CONSIGNE A: Relevez toutes les personnes que le texte à lire sur les Russes de Suisse désigne par leur nom.

TEXTE À LIRE:

......

Pour les Slaves, cependant, l’accent permet de reconnaître un Russe, dans une certaine mesure au moins. Les marques d’hostilité, si elles devaient s’exprimer, proviendraient plutôt de personnes originaires de l’ex-URSS, en conclut Anna. «Cela ne découle pas des derniers événements mais remonte à de nombreuses années. À l’histoire complexe du 20e siècle et aux rêves identitaires des peuples voisins.» S’agissant du conflit actuel, «la Russie ignore de longue date l’existence de l’Ukraine en tant que pays indépendant. Il est donc bien possible que certains Ukrainiens et Ukrainiennes éprouvent une aversion pour les Russes».
Rien de systématique
La guerre lancée par la Russie contre l’Ukraine a sans doute amplifié cette répulsion. Une Russe raconte comment elle a été violemment insultée par un Ukrainien dans le tram à Genève. Sur les réseaux sociaux, les commentaires discriminatoires sont nombreux. Mais dans la rue, l’expression de l’hostilité ne semble relever que de cas isolés.
À l’école non plus, on ne semble pas observer de problème systématique. Dans le canton de Vaud, un seul cas de discrimination aurait été signalé début mars dans un établissement de Coppet. La direction aurait vite agi et résolu le problème. «Depuis les premiers jours de la guerre en Ukraine, les directions d’écoles et enseignantes et enseignants se sont montrés vigilants. L’unité de promotion de la santé et prévention en milieu scolaire a de plus établi un document rappelant l’attitude à adopter en cas de propos ou d’actes de violence à caractère raciste», indique Julien Schekter, porte-parole du Département de la formation, de la jeunesse et de la culture à l’État de Vaud.
À Genève aussi, enseignantes et enseignants sont très attentifs à la problématique du harcèlement et plusieurs programmes contribuent à la sensibilisation, explique Pierre-Antoine Preti, communiquant du Département de l’éducation. «Les élèves russophones sont nombreux à Genève. Ce qui peut même aider les réfugiés ukrainiens à s’intégrer plus rapidement.»
Activités en pause
Il n’empêche, la guerre en Ukraine préoccupe les Russes de Suisse. Une poignée de privés ont approché la Commission fédérale contre le racisme et «posé des questions sur la mise à l’écart de personnes russes dans les domaines du sport et de la culture», indique Alma Wiecken, directrice de la commission.
Le festival de musique de Verbier a par exemple demandé la démission de Valery Gergiev en tant que directeur musical. Le chef d’orchestre russe est connu de longue date comme un soutien à Vladimir Poutine. Certaines institutions sont allées plus loin encore. En Thurgovie, le concert d’Anastasia Kobekina a été annulé bien que la violoncelliste se soit prononcée contre la guerre en Ukraine.
Pour beaucoup, en Suisse, ce genre de punitions collectives est incompréhensible. Dans une déclarationLien externe, l’Orchestre de chambre de Lausanne indique qu’il ne discrimine ni la musique russe ni les artistes russes – et n’exige pas de leur part qu’ils prennent position sur leur gouvernement. «Nous avons conscience qu’un Russe s’exprimant contre son gouvernement risque non seulement sa vie mais aussi celle de ses proches. Il serait naïf et dangereux d’exiger la liberté d’expression de ceux et celles qui ne l’ont pas.»

......

ENREGISTREMENTS FOURNIS:
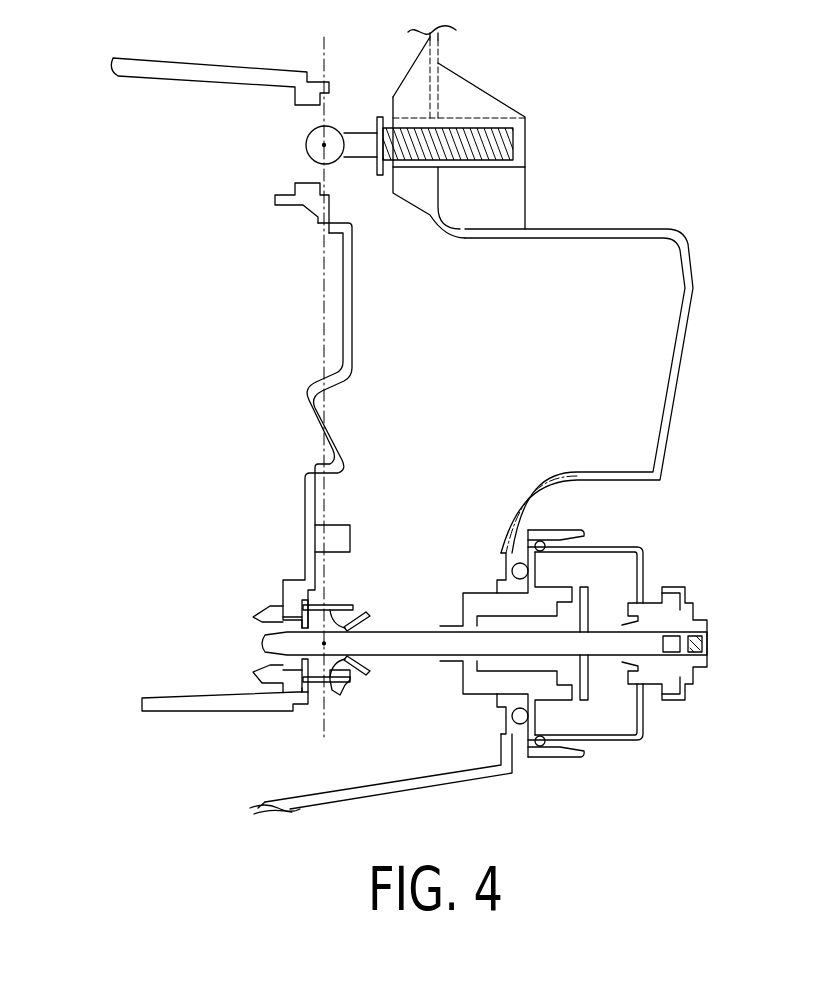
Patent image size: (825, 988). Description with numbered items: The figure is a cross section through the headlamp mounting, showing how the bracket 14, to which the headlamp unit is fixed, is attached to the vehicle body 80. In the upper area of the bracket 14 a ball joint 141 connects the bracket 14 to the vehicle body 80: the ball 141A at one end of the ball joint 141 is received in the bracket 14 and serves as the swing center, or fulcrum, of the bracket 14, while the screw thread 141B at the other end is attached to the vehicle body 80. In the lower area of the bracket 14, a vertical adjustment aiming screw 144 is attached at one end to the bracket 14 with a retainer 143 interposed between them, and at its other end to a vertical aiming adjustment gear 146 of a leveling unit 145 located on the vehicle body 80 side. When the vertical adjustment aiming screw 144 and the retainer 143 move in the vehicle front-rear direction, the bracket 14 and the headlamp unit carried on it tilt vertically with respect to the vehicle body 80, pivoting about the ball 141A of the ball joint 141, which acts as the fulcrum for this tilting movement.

The bracket 14 is at (310, 417).
The vehicle body 80 is at (692, 316).
The ball joint 141 is at (355, 131).
The ball 141A is at (321, 146).
The screw thread 141B is at (473, 150).
The retainer 143 is at (343, 696).
The vertical adjustment aiming screw 144 is at (262, 644).
The leveling unit 145 is at (608, 747).
The vertical aiming adjustment gear 146 is at (680, 705).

......

CONSIGNE B: Remplacez « headlamp » par « headlight » dans toutes les lignes des enregistrements, sans rien modifier d'autre, et recopiez-les sans les images.

RÉSULTAT FINAL A:
Anna
Julien Schekter
Pierre-Antoine Preti
Alma Wiecken
Valery Gergiev
Vladimir Poutine
Anastasia Kobekina

RÉSULTAT FINAL B:
Patent image size: (825, 988). Description with numbered items: The figure is a cross section through the headlight mounting, showing how the bracket 14, to which the headlight unit is fixed, is attached to the vehicle body 80. In the upper area of the bracket 14 a ball joint 141 connects the bracket 14 to the vehicle body 80: the ball 141A at one end of the ball joint 141 is received in the bracket 14 and serves as the swing center, or fulcrum, of the bracket 14, while the screw thread 141B at the other end is attached to the vehicle body 80. In the lower area of the bracket 14, a vertical adjustment aiming screw 144 is attached at one end to the bracket 14 with a retainer 143 interposed between them, and at its other end to a vertical aiming adjustment gear 146 of a leveling unit 145 located on the vehicle body 80 side. When the vertical adjustment aiming screw 144 and the retainer 143 move in the vehicle front-rear direction, the bracket 14 and the headlight unit carried on it tilt vertically with respect to the vehicle body 80, pivoting about the ball 141A of the ball joint 141, which acts as the fulcrum for this tilting movement.

The bracket 14 is at (310, 417).
The vehicle body 80 is at (692, 316).
The ball joint 141 is at (355, 131).
The ball 141A is at (321, 146).
The screw thread 141B is at (473, 150).
The retainer 143 is at (343, 696).
The vertical adjustment aiming screw 144 is at (262, 644).
The leveling unit 145 is at (608, 747).
The vertical aiming adjustment gear 146 is at (680, 705).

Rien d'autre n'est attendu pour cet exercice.